- Your objective -
Please reproduce every record, keeping each one exactly as written.

[Records contained in a dataset]

<<<<

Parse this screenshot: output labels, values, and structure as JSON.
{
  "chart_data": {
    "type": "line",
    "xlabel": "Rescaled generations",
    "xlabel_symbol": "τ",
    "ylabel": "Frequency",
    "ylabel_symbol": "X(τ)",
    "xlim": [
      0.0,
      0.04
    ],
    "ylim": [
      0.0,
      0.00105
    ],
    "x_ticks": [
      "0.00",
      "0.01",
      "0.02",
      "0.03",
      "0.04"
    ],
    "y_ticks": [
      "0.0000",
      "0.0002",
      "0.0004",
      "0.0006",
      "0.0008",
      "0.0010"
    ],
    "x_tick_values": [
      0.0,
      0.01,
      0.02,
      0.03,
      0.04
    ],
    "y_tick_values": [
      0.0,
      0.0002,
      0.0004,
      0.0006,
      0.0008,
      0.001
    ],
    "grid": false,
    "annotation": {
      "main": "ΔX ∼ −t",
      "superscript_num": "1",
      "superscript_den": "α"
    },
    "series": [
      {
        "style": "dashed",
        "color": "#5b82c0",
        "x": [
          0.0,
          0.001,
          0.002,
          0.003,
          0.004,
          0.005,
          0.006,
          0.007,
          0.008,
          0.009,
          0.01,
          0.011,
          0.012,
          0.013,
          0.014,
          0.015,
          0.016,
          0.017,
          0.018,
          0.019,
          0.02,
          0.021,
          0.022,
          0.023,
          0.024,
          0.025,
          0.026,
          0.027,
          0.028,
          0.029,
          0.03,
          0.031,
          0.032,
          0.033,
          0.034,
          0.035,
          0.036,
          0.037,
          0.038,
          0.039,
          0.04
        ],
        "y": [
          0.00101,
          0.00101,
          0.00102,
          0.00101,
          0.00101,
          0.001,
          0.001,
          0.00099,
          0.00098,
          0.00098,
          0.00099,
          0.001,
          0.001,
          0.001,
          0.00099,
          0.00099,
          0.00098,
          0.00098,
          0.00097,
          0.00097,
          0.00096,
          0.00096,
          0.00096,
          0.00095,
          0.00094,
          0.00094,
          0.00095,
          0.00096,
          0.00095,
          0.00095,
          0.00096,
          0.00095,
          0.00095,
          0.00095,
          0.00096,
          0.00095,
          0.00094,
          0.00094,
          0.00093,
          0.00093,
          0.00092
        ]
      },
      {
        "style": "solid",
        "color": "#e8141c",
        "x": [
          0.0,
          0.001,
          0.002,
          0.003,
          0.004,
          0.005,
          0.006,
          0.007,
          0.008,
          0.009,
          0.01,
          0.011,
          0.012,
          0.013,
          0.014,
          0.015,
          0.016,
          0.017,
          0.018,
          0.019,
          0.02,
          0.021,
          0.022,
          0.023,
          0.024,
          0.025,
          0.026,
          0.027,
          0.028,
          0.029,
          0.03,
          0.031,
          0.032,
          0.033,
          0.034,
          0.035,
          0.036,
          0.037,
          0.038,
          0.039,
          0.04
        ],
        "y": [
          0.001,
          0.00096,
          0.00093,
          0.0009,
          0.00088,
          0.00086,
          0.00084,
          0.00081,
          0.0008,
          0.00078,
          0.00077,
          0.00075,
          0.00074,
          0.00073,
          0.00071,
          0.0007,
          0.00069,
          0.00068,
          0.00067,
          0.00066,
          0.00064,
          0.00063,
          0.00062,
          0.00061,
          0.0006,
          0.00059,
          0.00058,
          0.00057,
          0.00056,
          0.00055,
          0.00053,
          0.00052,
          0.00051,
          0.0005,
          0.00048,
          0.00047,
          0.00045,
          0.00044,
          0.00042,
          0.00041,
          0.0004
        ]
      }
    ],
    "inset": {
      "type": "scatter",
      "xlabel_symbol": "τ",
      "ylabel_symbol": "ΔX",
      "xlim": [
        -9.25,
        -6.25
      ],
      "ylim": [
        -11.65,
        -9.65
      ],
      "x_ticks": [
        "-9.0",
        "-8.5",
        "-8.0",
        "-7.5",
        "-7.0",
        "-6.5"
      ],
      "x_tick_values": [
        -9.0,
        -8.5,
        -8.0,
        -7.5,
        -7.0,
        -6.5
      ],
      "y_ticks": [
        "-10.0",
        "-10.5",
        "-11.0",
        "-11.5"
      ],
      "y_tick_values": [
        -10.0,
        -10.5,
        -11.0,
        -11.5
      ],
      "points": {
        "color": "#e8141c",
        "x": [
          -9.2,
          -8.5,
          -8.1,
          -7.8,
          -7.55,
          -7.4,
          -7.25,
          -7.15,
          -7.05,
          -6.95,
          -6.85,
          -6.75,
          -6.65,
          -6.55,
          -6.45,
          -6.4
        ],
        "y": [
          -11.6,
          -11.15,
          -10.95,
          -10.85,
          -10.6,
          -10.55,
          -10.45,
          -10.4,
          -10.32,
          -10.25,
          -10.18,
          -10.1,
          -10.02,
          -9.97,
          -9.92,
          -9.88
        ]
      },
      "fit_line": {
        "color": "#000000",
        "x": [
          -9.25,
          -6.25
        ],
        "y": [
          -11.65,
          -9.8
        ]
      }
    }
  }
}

>>>>

- Task response -
Parse this screenshot: output labels, values, and structure as JSON.
{
  "chart_data": {
    "type": "line",
    "xlabel": "Rescaled generations",
    "xlabel_symbol": "τ",
    "ylabel": "Frequency",
    "ylabel_symbol": "X(τ)",
    "xlim": [
      0.0,
      0.04
    ],
    "ylim": [
      0.0,
      0.00105
    ],
    "x_ticks": [
      "0.00",
      "0.01",
      "0.02",
      "0.03",
      "0.04"
    ],
    "y_ticks": [
      "0.0000",
      "0.0002",
      "0.0004",
      "0.0006",
      "0.0008",
      "0.0010"
    ],
    "x_tick_values": [
      0.0,
      0.01,
      0.02,
      0.03,
      0.04
    ],
    "y_tick_values": [
      0.0,
      0.0002,
      0.0004,
      0.0006,
      0.0008,
      0.001
    ],
    "grid": false,
    "annotation": {
      "main": "ΔX ∼ −t",
      "superscript_num": "1",
      "superscript_den": "α"
    },
    "series": [
      {
        "style": "dashed",
        "color": "#5b82c0",
        "x": [
          0.0,
          0.001,
          0.002,
          0.003,
          0.004,
          0.005,
          0.006,
          0.007,
          0.008,
          0.009,
          0.01,
          0.011,
          0.012,
          0.013,
          0.014,
          0.015,
          0.016,
          0.017,
          0.018,
          0.019,
          0.02,
          0.021,
          0.022,
          0.023,
          0.024,
          0.025,
          0.026,
          0.027,
          0.028,
          0.029,
          0.03,
          0.031,
          0.032,
          0.033,
          0.034,
          0.035,
          0.036,
          0.037,
          0.038,
          0.039,
          0.04
        ],
        "y": [
          0.00101,
          0.00101,
          0.00102,
          0.00101,
          0.00101,
          0.001,
          0.001,
          0.00099,
          0.00098,
          0.00098,
          0.00099,
          0.001,
          0.001,
          0.001,
          0.00099,
          0.00099,
          0.00098,
          0.00098,
          0.00097,
          0.00097,
          0.00096,
          0.00096,
          0.00096,
          0.00095,
          0.00094,
          0.00094,
          0.00095,
          0.00096,
          0.00095,
          0.00095,
          0.00096,
          0.00095,
          0.00095,
          0.00095,
          0.00096,
          0.00095,
          0.00094,
          0.00094,
          0.00093,
          0.00093,
          0.00092
        ]
      },
      {
        "style": "solid",
        "color": "#e8141c",
        "x": [
          0.0,
          0.001,
          0.002,
          0.003,
          0.004,
          0.005,
          0.006,
          0.007,
          0.008,
          0.009,
          0.01,
          0.011,
          0.012,
          0.013,
          0.014,
          0.015,
          0.016,
          0.017,
          0.018,
          0.019,
          0.02,
          0.021,
          0.022,
          0.023,
          0.024,
          0.025,
          0.026,
          0.027,
          0.028,
          0.029,
          0.03,
          0.031,
          0.032,
          0.033,
          0.034,
          0.035,
          0.036,
          0.037,
          0.038,
          0.039,
          0.04
        ],
        "y": [
          0.001,
          0.00096,
          0.00093,
          0.0009,
          0.00088,
          0.00086,
          0.00084,
          0.00081,
          0.0008,
          0.00078,
          0.00077,
          0.00075,
          0.00074,
          0.00073,
          0.00071,
          0.0007,
          0.00069,
          0.00068,
          0.00067,
          0.00066,
          0.00064,
          0.00063,
          0.00062,
          0.00061,
          0.0006,
          0.00059,
          0.00058,
          0.00057,
          0.00056,
          0.00055,
          0.00053,
          0.00052,
          0.00051,
          0.0005,
          0.00048,
          0.00047,
          0.00045,
          0.00044,
          0.00042,
          0.00041,
          0.0004
        ]
      }
    ],
    "inset": {
      "type": "scatter",
      "xlabel_symbol": "τ",
      "ylabel_symbol": "ΔX",
      "xlim": [
        -9.25,
        -6.25
      ],
      "ylim": [
        -11.65,
        -9.65
      ],
      "x_ticks": [
        "-9.0",
        "-8.5",
        "-8.0",
        "-7.5",
        "-7.0",
        "-6.5"
      ],
      "x_tick_values": [
        -9.0,
        -8.5,
        -8.0,
        -7.5,
        -7.0,
        -6.5
      ],
      "y_ticks": [
        "-10.0",
        "-10.5",
        "-11.0",
        "-11.5"
      ],
      "y_tick_values": [
        -10.0,
        -10.5,
        -11.0,
        -11.5
      ],
      "points": {
        "color": "#e8141c",
        "x": [
          -9.2,
          -8.5,
          -8.1,
          -7.8,
          -7.55,
          -7.4,
          -7.25,
          -7.15,
          -7.05,
          -6.95,
          -6.85,
          -6.75,
          -6.65,
          -6.55,
          -6.45,
          -6.4
        ],
        "y": [
          -11.6,
          -11.15,
          -10.95,
          -10.85,
          -10.6,
          -10.55,
          -10.45,
          -10.4,
          -10.32,
          -10.25,
          -10.18,
          -10.1,
          -10.02,
          -9.97,
          -9.92,
          -9.88
        ]
      },
      "fit_line": {
        "color": "#000000",
        "x": [
          -9.25,
          -6.25
        ],
        "y": [
          -11.65,
          -9.8
        ]
      }
    }
  }
}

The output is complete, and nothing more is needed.